> **TASK DESCRIPTION**: Below are the records; copy each line in them that holds the word "METEOGIORNALE".

> **RECORDS FOR PROCESSING**:
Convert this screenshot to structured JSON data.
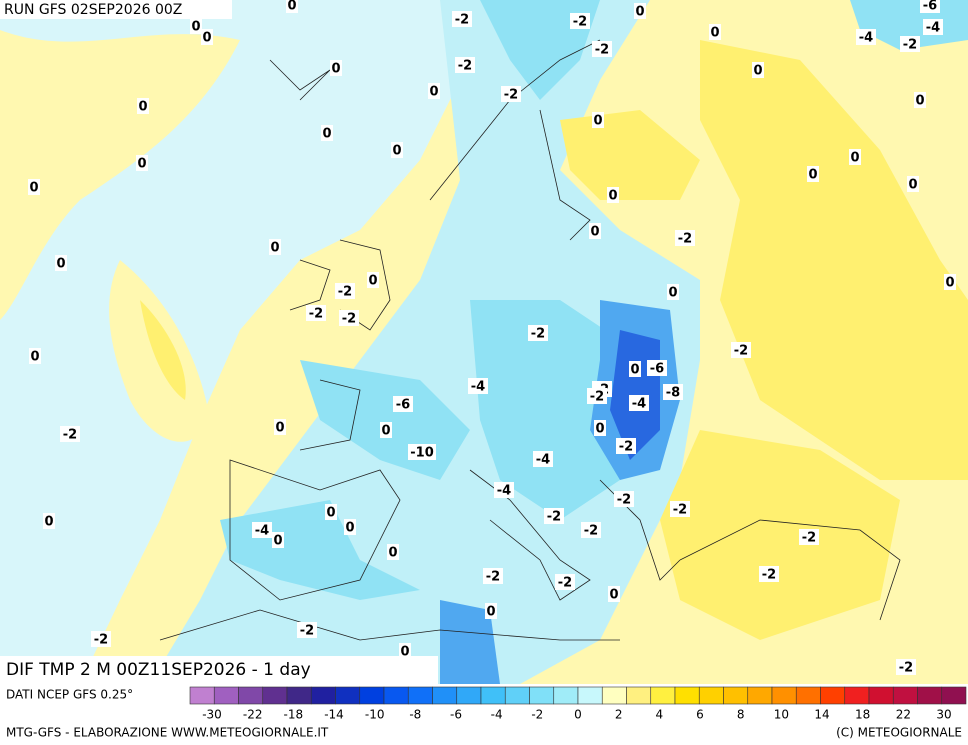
{
  "header": {
    "run": "RUN GFS 02SEP2026 00Z"
  },
  "map": {
    "caption": "DIF TMP 2 M 00Z11SEP2026 - 1 day",
    "labels": [
      0,
      -2,
      -2,
      0,
      -6,
      0,
      0,
      0,
      -4,
      -2,
      -4,
      -2,
      -2,
      0,
      0,
      -2,
      0,
      0,
      0,
      0,
      0,
      0,
      0,
      0,
      0,
      0,
      0,
      0,
      0,
      -2,
      0,
      0,
      0,
      -2,
      0,
      0,
      -2,
      -2,
      -2,
      -2,
      0,
      0,
      -6,
      -4,
      -2,
      -6,
      -2,
      -4,
      -8,
      0,
      0,
      -2,
      0,
      -2,
      -10,
      -4,
      -4,
      -2,
      -2,
      0,
      0,
      0,
      -2,
      -4,
      0,
      -2,
      -2,
      0,
      -2,
      -2,
      -2,
      0,
      0,
      -2,
      -2,
      0,
      -2,
      -2
    ]
  },
  "legend": {
    "source": "DATI NCEP GFS 0.25°",
    "colors": [
      "#c080d0",
      "#a060c0",
      "#8048a8",
      "#603090",
      "#402888",
      "#2020a0",
      "#1030c0",
      "#0040e0",
      "#0858f0",
      "#1070f8",
      "#2090f8",
      "#30a8f8",
      "#40c0f8",
      "#60d0f8",
      "#80e0f8",
      "#a0ecf8",
      "#c8f8fc",
      "#ffffc0",
      "#fff080",
      "#fff040",
      "#ffe000",
      "#ffd000",
      "#ffc000",
      "#ffa800",
      "#ff9000",
      "#ff7000",
      "#ff4000",
      "#f02020",
      "#d01030",
      "#c01040",
      "#a01048",
      "#901050"
    ],
    "ticks": [
      -30,
      -22,
      -18,
      -14,
      -10,
      -8,
      -6,
      -4,
      -2,
      0,
      2,
      4,
      6,
      8,
      10,
      14,
      18,
      22,
      30
    ]
  },
  "footer": {
    "left": "MTG-GFS - ELABORAZIONE WWW.METEOGIORNALE.IT",
    "right": "(C) METEOGIORNALE"
  }
}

> **ANSWER BELOW**:
    "left": "MTG-GFS - ELABORAZIONE WWW.METEOGIORNALE.IT",
    "right": "(C) METEOGIORNALE"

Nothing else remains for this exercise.